*Task instructions*:
Restate the whole listing exactly.

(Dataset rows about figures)
- - -

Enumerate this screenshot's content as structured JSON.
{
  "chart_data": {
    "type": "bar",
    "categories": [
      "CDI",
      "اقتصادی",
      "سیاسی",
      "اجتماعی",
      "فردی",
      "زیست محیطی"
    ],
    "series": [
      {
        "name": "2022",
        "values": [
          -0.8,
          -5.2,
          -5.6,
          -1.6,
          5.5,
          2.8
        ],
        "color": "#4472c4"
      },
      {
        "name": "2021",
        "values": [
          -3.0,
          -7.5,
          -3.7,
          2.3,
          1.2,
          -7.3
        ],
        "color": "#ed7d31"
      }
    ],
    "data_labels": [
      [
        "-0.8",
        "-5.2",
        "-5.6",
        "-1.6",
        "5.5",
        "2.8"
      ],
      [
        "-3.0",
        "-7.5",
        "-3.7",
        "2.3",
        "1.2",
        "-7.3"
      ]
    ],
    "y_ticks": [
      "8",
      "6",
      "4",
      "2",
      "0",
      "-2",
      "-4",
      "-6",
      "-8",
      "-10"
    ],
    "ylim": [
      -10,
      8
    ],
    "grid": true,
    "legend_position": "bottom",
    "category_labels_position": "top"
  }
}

- - -

*Solution to this task*:
Enumerate this screenshot's content as structured JSON.
{
  "chart_data": {
    "type": "bar",
    "categories": [
      "CDI",
      "اقتصادی",
      "سیاسی",
      "اجتماعی",
      "فردی",
      "زیست محیطی"
    ],
    "series": [
      {
        "name": "2022",
        "values": [
          -0.8,
          -5.2,
          -5.6,
          -1.6,
          5.5,
          2.8
        ],
        "color": "#4472c4"
      },
      {
        "name": "2021",
        "values": [
          -3.0,
          -7.5,
          -3.7,
          2.3,
          1.2,
          -7.3
        ],
        "color": "#ed7d31"
      }
    ],
    "data_labels": [
      [
        "-0.8",
        "-5.2",
        "-5.6",
        "-1.6",
        "5.5",
        "2.8"
      ],
      [
        "-3.0",
        "-7.5",
        "-3.7",
        "2.3",
        "1.2",
        "-7.3"
      ]
    ],
    "y_ticks": [
      "8",
      "6",
      "4",
      "2",
      "0",
      "-2",
      "-4",
      "-6",
      "-8",
      "-10"
    ],
    "ylim": [
      -10,
      8
    ],
    "grid": true,
    "legend_position": "bottom",
    "category_labels_position": "top"
  }
}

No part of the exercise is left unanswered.